* **Direction**
Transcribe every entry below word for word, but skip the pictures.
• • • •
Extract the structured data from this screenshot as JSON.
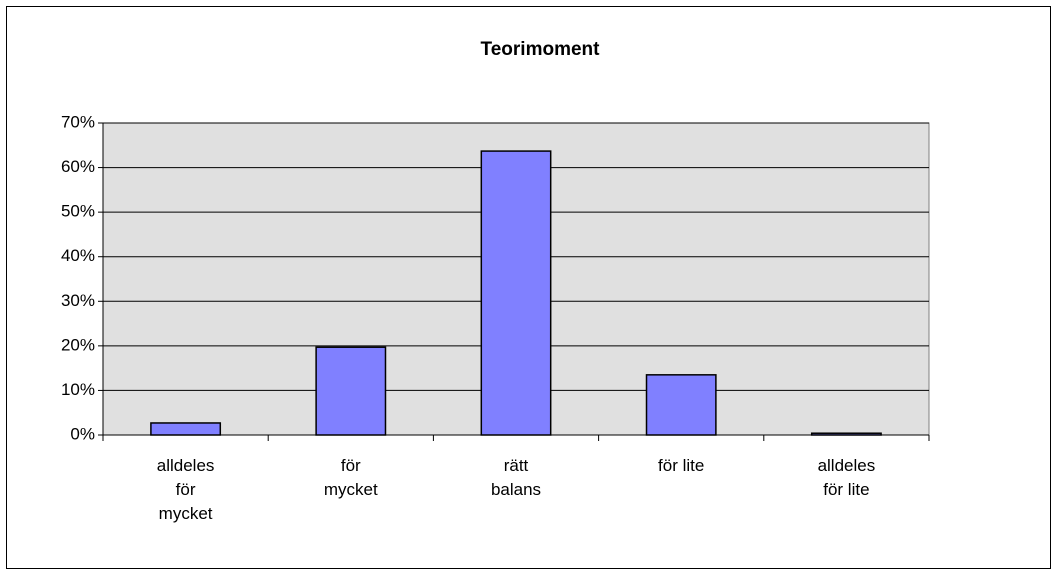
{
  "chart_data": {
    "type": "bar",
    "title": "Teorimoment",
    "categories": [
      "alldeles\nför\nmycket",
      "för\nmycket",
      "rätt\nbalans",
      "för lite",
      "alldeles\nför lite"
    ],
    "values": [
      2.7,
      19.7,
      63.7,
      13.5,
      0.4
    ],
    "color": "#8080ff",
    "ylim": [
      0,
      70
    ],
    "yticks": [
      {
        "value": 0,
        "label": "0%"
      },
      {
        "value": 10,
        "label": "10%"
      },
      {
        "value": 20,
        "label": "20%"
      },
      {
        "value": 30,
        "label": "30%"
      },
      {
        "value": 40,
        "label": "40%"
      },
      {
        "value": 50,
        "label": "50%"
      },
      {
        "value": 60,
        "label": "60%"
      },
      {
        "value": 70,
        "label": "70%"
      }
    ],
    "grid": true
  }
}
• • • •
* **Task response**
Extract the structured data from this screenshot as JSON.
{
  "chart_data": {
    "type": "bar",
    "title": "Teorimoment",
    "categories": [
      "alldeles\nför\nmycket",
      "för\nmycket",
      "rätt\nbalans",
      "för lite",
      "alldeles\nför lite"
    ],
    "values": [
      2.7,
      19.7,
      63.7,
      13.5,
      0.4
    ],
    "color": "#8080ff",
    "ylim": [
      0,
      70
    ],
    "yticks": [
      {
        "value": 0,
        "label": "0%"
      },
      {
        "value": 10,
        "label": "10%"
      },
      {
        "value": 20,
        "label": "20%"
      },
      {
        "value": 30,
        "label": "30%"
      },
      {
        "value": 40,
        "label": "40%"
      },
      {
        "value": 50,
        "label": "50%"
      },
      {
        "value": 60,
        "label": "60%"
      },
      {
        "value": 70,
        "label": "70%"
      }
    ],
    "grid": true
  }
}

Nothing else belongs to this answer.